◆ **What to do**
Scan the listing below and copy every line holding "Entonces".

(A block of data)
+++

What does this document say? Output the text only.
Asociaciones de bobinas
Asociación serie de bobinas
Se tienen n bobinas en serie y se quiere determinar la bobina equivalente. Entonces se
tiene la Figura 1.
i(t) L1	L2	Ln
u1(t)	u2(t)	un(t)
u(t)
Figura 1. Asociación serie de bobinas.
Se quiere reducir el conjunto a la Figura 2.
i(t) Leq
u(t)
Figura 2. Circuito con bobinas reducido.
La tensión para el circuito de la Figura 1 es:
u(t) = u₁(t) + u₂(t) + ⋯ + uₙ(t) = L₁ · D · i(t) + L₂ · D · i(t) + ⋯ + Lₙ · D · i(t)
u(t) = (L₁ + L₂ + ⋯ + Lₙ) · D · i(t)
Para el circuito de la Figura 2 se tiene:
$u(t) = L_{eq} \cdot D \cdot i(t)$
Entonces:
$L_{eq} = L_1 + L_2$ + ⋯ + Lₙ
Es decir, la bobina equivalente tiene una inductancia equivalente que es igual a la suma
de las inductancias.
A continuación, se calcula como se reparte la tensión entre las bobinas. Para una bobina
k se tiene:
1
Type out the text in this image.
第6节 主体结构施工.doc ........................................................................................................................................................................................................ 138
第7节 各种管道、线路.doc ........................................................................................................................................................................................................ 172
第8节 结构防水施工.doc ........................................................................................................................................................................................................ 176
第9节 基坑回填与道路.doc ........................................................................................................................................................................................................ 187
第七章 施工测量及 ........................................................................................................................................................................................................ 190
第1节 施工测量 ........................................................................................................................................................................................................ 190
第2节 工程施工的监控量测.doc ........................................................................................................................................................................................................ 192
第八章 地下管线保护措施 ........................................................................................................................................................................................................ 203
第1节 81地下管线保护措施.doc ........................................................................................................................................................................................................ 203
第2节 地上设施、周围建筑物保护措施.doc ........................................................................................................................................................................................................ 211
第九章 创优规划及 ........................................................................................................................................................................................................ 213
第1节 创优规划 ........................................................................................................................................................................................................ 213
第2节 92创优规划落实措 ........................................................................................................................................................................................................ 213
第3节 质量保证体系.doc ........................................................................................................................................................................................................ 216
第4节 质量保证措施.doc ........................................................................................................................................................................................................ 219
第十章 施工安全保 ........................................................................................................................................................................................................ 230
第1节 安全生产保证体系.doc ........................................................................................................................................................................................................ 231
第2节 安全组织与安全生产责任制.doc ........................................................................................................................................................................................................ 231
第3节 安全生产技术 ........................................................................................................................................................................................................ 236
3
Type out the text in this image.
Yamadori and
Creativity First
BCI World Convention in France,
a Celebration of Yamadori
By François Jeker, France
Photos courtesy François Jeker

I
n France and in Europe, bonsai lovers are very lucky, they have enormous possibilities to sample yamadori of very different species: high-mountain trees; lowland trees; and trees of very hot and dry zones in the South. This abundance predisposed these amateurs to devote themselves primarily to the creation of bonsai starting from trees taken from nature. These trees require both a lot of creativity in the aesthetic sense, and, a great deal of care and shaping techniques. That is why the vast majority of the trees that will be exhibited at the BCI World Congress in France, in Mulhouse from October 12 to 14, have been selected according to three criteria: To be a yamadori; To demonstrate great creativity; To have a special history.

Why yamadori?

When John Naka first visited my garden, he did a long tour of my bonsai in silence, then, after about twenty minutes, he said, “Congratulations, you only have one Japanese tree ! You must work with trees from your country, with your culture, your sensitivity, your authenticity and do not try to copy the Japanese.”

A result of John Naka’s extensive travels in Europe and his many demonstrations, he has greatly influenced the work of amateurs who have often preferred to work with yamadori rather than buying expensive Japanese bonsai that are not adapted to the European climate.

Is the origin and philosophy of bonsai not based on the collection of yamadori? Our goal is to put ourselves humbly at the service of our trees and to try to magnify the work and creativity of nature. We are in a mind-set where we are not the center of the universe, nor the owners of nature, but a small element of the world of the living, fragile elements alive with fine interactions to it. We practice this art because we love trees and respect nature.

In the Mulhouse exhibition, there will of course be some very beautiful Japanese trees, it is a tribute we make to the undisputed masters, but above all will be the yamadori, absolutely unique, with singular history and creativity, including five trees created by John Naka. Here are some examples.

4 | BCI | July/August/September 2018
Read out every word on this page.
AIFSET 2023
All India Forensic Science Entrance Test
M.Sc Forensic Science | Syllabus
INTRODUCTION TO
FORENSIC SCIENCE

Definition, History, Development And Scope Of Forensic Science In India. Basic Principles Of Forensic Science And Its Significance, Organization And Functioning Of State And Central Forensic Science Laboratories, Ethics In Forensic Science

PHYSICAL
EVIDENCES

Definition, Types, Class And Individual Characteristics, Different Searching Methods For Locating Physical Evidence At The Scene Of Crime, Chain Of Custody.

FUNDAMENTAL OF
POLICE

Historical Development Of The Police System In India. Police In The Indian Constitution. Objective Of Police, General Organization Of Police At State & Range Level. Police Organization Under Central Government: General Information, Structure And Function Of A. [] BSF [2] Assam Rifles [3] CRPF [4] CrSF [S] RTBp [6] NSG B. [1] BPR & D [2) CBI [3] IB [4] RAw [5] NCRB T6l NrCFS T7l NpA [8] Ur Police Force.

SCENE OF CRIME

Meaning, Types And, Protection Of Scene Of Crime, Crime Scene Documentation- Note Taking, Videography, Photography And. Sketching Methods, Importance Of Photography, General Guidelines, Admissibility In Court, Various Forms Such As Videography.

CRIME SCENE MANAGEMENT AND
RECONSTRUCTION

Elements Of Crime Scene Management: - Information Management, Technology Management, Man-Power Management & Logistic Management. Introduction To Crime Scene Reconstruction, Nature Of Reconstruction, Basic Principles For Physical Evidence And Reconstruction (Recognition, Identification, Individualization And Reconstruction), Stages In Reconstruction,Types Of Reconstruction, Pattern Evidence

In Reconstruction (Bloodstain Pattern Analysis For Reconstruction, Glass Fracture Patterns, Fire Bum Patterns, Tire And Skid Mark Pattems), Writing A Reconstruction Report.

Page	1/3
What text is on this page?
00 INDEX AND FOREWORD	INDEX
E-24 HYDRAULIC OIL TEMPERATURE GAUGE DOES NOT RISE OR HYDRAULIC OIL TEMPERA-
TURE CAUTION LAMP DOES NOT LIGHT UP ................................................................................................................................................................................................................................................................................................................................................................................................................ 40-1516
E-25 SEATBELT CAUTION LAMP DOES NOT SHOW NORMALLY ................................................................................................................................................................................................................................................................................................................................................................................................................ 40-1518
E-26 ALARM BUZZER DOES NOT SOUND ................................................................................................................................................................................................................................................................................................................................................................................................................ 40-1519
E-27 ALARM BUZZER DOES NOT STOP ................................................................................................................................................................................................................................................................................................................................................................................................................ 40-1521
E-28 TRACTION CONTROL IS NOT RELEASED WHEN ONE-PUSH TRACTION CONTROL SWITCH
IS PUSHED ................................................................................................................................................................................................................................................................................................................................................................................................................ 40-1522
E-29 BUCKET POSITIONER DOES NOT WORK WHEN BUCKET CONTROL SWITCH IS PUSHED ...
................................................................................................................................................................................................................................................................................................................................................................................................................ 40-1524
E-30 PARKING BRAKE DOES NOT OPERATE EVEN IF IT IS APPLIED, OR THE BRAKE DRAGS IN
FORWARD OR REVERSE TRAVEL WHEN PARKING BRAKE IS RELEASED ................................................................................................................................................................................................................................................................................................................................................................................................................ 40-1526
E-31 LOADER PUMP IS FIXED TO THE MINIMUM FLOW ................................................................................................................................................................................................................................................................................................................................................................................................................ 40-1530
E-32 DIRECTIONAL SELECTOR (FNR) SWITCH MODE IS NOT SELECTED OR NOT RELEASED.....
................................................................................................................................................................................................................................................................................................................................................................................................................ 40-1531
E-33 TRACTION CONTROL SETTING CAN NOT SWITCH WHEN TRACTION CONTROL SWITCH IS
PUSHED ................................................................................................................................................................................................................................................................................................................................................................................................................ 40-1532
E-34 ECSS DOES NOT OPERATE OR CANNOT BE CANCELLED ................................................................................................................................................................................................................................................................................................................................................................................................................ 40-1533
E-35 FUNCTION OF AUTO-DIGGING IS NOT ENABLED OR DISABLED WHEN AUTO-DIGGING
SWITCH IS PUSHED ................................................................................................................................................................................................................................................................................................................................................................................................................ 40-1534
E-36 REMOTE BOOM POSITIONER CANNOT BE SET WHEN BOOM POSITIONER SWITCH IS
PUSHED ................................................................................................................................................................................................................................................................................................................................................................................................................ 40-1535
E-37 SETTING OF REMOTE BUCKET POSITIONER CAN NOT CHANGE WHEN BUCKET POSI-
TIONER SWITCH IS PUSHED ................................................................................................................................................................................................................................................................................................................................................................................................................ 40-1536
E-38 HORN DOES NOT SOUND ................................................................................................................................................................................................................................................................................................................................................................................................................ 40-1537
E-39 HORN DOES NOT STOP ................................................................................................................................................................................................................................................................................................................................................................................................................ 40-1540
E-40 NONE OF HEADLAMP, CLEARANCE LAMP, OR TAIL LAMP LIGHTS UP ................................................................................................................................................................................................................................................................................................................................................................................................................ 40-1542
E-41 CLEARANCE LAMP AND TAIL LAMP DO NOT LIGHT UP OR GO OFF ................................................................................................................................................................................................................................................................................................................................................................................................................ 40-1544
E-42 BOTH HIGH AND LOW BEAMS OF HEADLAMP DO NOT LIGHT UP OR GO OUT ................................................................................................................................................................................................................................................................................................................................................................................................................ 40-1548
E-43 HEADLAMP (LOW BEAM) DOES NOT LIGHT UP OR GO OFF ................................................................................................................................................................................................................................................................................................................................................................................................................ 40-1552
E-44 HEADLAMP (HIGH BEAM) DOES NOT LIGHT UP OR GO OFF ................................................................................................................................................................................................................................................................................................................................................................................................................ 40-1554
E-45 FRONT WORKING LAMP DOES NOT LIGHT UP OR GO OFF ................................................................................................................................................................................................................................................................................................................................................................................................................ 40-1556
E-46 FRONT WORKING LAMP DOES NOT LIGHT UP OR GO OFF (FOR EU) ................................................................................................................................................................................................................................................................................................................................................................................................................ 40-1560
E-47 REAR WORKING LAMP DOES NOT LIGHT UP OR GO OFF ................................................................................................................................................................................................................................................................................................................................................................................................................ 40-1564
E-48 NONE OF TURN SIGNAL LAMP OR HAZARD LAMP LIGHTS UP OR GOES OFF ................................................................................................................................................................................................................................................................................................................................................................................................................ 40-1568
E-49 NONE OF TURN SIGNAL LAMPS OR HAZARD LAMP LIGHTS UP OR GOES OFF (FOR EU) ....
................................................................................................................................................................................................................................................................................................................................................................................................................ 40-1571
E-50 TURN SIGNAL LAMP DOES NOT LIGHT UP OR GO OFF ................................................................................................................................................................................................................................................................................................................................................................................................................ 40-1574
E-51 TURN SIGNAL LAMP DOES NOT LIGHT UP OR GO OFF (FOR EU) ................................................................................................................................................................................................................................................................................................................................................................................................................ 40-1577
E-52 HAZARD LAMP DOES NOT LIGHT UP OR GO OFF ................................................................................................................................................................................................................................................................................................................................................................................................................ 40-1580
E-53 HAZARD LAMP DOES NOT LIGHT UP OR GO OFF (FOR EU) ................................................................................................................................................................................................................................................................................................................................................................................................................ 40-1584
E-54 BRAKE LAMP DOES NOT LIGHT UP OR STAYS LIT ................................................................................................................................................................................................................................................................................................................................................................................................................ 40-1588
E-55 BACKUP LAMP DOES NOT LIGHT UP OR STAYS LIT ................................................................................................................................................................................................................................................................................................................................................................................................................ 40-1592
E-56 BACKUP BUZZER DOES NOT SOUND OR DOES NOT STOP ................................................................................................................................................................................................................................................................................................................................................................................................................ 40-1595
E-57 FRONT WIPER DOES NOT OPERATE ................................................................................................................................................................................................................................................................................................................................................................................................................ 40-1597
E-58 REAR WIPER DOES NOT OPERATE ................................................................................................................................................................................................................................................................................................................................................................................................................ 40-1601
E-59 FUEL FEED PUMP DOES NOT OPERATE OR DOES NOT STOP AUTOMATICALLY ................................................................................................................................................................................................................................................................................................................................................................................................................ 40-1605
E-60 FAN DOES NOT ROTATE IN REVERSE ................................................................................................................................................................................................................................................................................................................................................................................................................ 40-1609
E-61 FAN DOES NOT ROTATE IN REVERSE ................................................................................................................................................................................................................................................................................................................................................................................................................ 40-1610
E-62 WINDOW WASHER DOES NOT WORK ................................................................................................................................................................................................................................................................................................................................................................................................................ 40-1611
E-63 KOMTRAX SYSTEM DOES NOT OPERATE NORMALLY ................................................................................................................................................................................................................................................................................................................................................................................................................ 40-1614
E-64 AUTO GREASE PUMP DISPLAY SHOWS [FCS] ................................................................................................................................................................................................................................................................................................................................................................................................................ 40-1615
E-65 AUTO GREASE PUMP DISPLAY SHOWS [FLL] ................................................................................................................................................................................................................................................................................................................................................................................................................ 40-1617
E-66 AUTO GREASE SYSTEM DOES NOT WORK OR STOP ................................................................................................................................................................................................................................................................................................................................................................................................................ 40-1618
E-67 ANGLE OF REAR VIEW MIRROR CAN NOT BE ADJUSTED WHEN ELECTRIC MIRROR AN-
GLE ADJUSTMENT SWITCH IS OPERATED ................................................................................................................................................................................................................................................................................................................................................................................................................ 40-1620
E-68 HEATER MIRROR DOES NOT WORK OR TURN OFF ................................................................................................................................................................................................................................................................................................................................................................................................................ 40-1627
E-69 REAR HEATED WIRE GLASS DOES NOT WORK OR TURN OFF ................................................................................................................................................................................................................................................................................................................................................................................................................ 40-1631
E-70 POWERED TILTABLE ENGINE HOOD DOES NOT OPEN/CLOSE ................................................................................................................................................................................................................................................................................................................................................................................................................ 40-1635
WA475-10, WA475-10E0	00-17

+++

◆ **Response to the exercise**
Se tienen n bobinas en serie y se quiere determinar la bobina equivalente. Entonces se
Entonces:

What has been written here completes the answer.